WHAT YOU HAVE TO DO:
Where does the string "produced" appear? Copy every line of the entries below that holds it.

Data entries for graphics
..........

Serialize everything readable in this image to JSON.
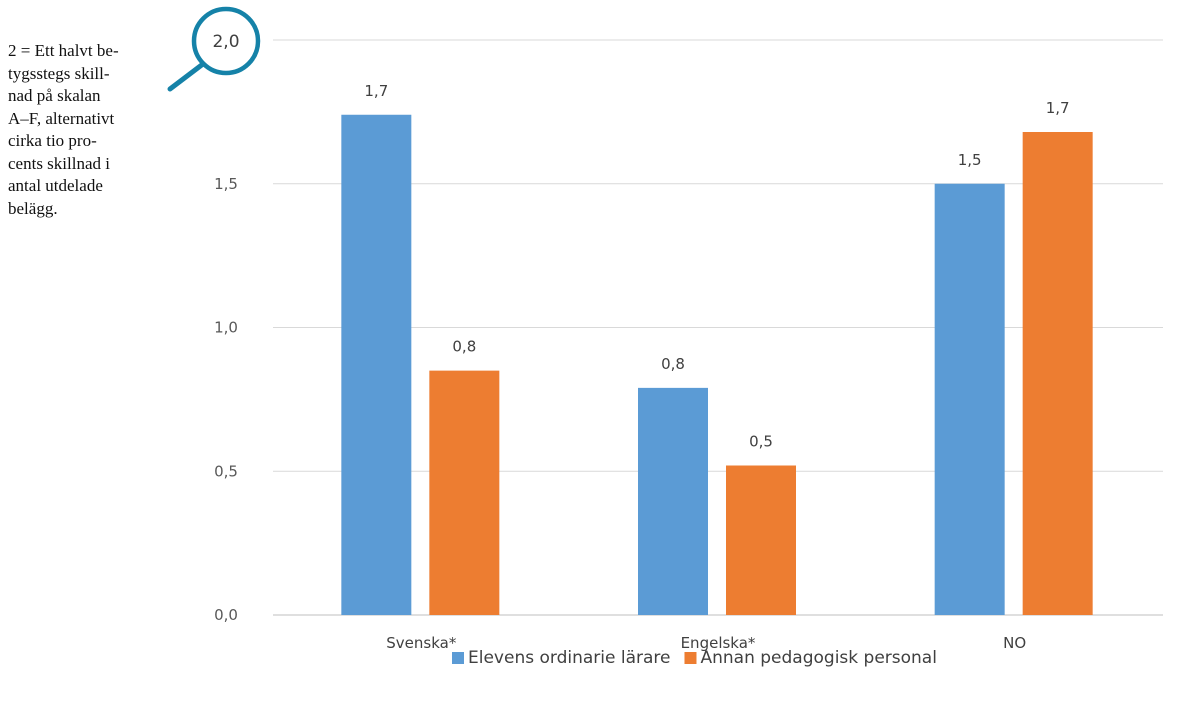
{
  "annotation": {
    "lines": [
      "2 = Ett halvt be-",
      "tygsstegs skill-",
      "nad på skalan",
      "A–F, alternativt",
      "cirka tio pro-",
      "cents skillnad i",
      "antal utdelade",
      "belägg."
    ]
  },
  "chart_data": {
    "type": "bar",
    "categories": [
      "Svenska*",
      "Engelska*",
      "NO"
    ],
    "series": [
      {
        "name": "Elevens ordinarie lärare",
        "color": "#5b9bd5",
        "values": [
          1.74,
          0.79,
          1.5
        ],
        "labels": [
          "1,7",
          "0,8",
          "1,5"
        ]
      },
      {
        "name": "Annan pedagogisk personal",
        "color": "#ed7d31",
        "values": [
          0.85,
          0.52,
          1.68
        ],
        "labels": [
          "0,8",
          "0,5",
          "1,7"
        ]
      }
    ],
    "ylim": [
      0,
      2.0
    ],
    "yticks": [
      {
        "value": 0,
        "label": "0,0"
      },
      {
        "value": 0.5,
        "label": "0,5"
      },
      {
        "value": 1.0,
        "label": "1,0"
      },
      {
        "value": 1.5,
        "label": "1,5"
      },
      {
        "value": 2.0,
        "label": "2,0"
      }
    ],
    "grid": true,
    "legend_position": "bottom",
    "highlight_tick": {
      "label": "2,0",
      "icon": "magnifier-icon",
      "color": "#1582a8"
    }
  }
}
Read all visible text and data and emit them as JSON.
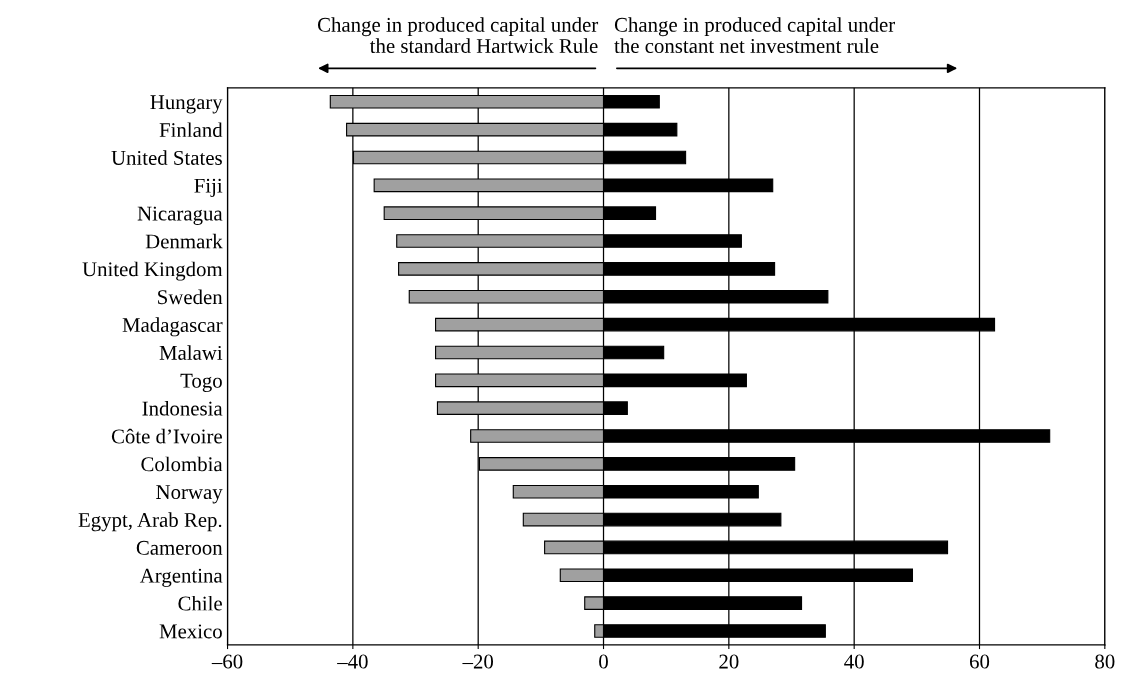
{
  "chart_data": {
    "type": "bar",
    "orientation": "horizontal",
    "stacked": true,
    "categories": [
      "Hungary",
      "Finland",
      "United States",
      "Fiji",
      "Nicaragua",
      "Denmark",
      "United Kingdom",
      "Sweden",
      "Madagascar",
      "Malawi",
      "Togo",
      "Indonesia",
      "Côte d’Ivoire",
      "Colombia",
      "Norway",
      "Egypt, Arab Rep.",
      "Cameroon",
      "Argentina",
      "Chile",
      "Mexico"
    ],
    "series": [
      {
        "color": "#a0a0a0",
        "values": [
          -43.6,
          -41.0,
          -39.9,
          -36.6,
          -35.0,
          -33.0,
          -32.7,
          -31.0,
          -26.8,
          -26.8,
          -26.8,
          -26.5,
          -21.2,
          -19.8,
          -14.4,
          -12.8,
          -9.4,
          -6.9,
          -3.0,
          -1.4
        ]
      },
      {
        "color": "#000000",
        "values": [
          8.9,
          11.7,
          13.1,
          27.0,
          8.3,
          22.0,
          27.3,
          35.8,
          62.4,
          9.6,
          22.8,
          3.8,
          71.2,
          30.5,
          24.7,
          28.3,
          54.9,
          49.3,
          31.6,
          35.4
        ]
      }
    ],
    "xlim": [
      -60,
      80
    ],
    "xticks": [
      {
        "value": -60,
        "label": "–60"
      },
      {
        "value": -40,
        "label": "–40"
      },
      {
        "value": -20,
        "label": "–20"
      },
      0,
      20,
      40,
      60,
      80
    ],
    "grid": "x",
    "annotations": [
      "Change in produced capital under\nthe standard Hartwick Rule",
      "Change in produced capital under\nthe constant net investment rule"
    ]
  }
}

..........

CORRECT OUTPUT:
      "Change in produced capital under\nthe standard Hartwick Rule",
      "Change in produced capital under\nthe constant net investment rule"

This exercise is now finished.